YOUR OBJECTIVE: The data below needs to be returned exactly, line for line.

SUPPLIED INFORMATION:
————————
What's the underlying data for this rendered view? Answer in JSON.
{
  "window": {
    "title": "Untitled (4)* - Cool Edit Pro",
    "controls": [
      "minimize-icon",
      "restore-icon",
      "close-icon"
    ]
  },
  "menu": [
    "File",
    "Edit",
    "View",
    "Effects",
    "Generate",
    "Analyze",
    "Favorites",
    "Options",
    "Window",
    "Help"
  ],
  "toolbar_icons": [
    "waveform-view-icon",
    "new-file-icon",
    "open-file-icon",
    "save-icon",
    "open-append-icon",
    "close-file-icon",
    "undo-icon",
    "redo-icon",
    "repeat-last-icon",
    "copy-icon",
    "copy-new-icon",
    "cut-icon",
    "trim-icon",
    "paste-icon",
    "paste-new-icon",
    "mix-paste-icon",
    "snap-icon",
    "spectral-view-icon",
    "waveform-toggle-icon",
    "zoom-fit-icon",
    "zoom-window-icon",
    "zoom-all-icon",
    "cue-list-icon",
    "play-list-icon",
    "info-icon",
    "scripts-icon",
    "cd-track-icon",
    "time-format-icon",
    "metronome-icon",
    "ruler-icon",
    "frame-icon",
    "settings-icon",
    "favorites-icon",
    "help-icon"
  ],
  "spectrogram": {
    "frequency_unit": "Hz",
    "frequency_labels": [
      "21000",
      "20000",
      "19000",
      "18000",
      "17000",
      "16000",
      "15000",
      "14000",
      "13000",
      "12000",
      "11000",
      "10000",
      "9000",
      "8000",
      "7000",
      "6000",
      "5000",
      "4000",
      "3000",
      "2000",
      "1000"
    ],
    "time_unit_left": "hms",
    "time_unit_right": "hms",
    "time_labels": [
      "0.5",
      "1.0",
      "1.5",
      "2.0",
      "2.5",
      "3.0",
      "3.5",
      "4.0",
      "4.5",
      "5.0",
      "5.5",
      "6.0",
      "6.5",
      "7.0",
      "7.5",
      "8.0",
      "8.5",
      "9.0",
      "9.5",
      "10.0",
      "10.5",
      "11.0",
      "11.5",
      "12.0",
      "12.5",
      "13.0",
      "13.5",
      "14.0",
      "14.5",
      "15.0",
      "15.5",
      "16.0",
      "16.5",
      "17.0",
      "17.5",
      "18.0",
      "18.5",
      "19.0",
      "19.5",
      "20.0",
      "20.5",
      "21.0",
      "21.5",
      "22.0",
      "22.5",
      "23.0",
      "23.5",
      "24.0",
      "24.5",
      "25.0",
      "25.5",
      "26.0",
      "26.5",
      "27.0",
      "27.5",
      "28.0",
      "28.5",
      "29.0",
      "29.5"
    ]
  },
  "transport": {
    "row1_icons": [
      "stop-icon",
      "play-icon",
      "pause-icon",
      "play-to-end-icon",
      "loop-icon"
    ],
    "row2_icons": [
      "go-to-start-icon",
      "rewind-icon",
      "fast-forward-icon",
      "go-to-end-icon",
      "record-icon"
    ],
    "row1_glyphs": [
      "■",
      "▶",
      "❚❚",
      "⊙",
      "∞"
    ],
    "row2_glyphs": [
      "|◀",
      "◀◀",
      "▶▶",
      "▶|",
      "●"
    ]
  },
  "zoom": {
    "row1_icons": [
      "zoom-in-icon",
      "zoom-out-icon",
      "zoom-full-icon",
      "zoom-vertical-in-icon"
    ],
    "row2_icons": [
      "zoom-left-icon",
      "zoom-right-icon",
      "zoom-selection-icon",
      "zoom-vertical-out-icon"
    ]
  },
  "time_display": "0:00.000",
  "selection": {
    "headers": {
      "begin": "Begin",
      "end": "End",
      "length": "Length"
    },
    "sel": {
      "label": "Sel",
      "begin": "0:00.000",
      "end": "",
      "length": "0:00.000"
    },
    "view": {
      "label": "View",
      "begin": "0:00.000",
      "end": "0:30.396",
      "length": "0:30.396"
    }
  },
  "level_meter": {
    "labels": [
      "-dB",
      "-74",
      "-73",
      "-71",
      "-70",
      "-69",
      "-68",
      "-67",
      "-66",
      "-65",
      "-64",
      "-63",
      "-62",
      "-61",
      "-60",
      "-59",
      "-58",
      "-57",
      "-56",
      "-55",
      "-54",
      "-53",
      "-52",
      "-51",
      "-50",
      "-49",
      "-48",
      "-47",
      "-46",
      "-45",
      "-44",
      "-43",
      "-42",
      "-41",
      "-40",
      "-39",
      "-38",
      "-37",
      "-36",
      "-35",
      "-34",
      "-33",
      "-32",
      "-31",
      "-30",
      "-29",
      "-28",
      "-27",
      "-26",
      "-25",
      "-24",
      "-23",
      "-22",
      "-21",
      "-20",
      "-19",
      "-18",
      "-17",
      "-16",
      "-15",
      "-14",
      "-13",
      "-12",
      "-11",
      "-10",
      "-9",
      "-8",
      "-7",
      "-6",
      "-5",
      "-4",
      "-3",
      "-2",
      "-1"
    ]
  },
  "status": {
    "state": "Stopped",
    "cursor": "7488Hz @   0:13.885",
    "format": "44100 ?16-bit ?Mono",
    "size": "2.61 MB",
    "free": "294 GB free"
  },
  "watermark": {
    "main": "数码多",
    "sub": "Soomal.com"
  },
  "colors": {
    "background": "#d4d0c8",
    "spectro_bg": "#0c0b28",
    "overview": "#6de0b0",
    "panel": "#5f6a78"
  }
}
————————
OUTPUT FOR THIS EXERCISE:
What's the underlying data for this rendered view? Answer in JSON.
{
  "window": {
    "title": "Untitled (4)* - Cool Edit Pro",
    "controls": [
      "minimize-icon",
      "restore-icon",
      "close-icon"
    ]
  },
  "menu": [
    "File",
    "Edit",
    "View",
    "Effects",
    "Generate",
    "Analyze",
    "Favorites",
    "Options",
    "Window",
    "Help"
  ],
  "toolbar_icons": [
    "waveform-view-icon",
    "new-file-icon",
    "open-file-icon",
    "save-icon",
    "open-append-icon",
    "close-file-icon",
    "undo-icon",
    "redo-icon",
    "repeat-last-icon",
    "copy-icon",
    "copy-new-icon",
    "cut-icon",
    "trim-icon",
    "paste-icon",
    "paste-new-icon",
    "mix-paste-icon",
    "snap-icon",
    "spectral-view-icon",
    "waveform-toggle-icon",
    "zoom-fit-icon",
    "zoom-window-icon",
    "zoom-all-icon",
    "cue-list-icon",
    "play-list-icon",
    "info-icon",
    "scripts-icon",
    "cd-track-icon",
    "time-format-icon",
    "metronome-icon",
    "ruler-icon",
    "frame-icon",
    "settings-icon",
    "favorites-icon",
    "help-icon"
  ],
  "spectrogram": {
    "frequency_unit": "Hz",
    "frequency_labels": [
      "21000",
      "20000",
      "19000",
      "18000",
      "17000",
      "16000",
      "15000",
      "14000",
      "13000",
      "12000",
      "11000",
      "10000",
      "9000",
      "8000",
      "7000",
      "6000",
      "5000",
      "4000",
      "3000",
      "2000",
      "1000"
    ],
    "time_unit_left": "hms",
    "time_unit_right": "hms",
    "time_labels": [
      "0.5",
      "1.0",
      "1.5",
      "2.0",
      "2.5",
      "3.0",
      "3.5",
      "4.0",
      "4.5",
      "5.0",
      "5.5",
      "6.0",
      "6.5",
      "7.0",
      "7.5",
      "8.0",
      "8.5",
      "9.0",
      "9.5",
      "10.0",
      "10.5",
      "11.0",
      "11.5",
      "12.0",
      "12.5",
      "13.0",
      "13.5",
      "14.0",
      "14.5",
      "15.0",
      "15.5",
      "16.0",
      "16.5",
      "17.0",
      "17.5",
      "18.0",
      "18.5",
      "19.0",
      "19.5",
      "20.0",
      "20.5",
      "21.0",
      "21.5",
      "22.0",
      "22.5",
      "23.0",
      "23.5",
      "24.0",
      "24.5",
      "25.0",
      "25.5",
      "26.0",
      "26.5",
      "27.0",
      "27.5",
      "28.0",
      "28.5",
      "29.0",
      "29.5"
    ]
  },
  "transport": {
    "row1_icons": [
      "stop-icon",
      "play-icon",
      "pause-icon",
      "play-to-end-icon",
      "loop-icon"
    ],
    "row2_icons": [
      "go-to-start-icon",
      "rewind-icon",
      "fast-forward-icon",
      "go-to-end-icon",
      "record-icon"
    ],
    "row1_glyphs": [
      "■",
      "▶",
      "❚❚",
      "⊙",
      "∞"
    ],
    "row2_glyphs": [
      "|◀",
      "◀◀",
      "▶▶",
      "▶|",
      "●"
    ]
  },
  "zoom": {
    "row1_icons": [
      "zoom-in-icon",
      "zoom-out-icon",
      "zoom-full-icon",
      "zoom-vertical-in-icon"
    ],
    "row2_icons": [
      "zoom-left-icon",
      "zoom-right-icon",
      "zoom-selection-icon",
      "zoom-vertical-out-icon"
    ]
  },
  "time_display": "0:00.000",
  "selection": {
    "headers": {
      "begin": "Begin",
      "end": "End",
      "length": "Length"
    },
    "sel": {
      "label": "Sel",
      "begin": "0:00.000",
      "end": "",
      "length": "0:00.000"
    },
    "view": {
      "label": "View",
      "begin": "0:00.000",
      "end": "0:30.396",
      "length": "0:30.396"
    }
  },
  "level_meter": {
    "labels": [
      "-dB",
      "-74",
      "-73",
      "-71",
      "-70",
      "-69",
      "-68",
      "-67",
      "-66",
      "-65",
      "-64",
      "-63",
      "-62",
      "-61",
      "-60",
      "-59",
      "-58",
      "-57",
      "-56",
      "-55",
      "-54",
      "-53",
      "-52",
      "-51",
      "-50",
      "-49",
      "-48",
      "-47",
      "-46",
      "-45",
      "-44",
      "-43",
      "-42",
      "-41",
      "-40",
      "-39",
      "-38",
      "-37",
      "-36",
      "-35",
      "-34",
      "-33",
      "-32",
      "-31",
      "-30",
      "-29",
      "-28",
      "-27",
      "-26",
      "-25",
      "-24",
      "-23",
      "-22",
      "-21",
      "-20",
      "-19",
      "-18",
      "-17",
      "-16",
      "-15",
      "-14",
      "-13",
      "-12",
      "-11",
      "-10",
      "-9",
      "-8",
      "-7",
      "-6",
      "-5",
      "-4",
      "-3",
      "-2",
      "-1"
    ]
  },
  "status": {
    "state": "Stopped",
    "cursor": "7488Hz @   0:13.885",
    "format": "44100 ?16-bit ?Mono",
    "size": "2.61 MB",
    "free": "294 GB free"
  },
  "watermark": {
    "main": "数码多",
    "sub": "Soomal.com"
  },
  "colors": {
    "background": "#d4d0c8",
    "spectro_bg": "#0c0b28",
    "overview": "#6de0b0",
    "panel": "#5f6a78"
  }
}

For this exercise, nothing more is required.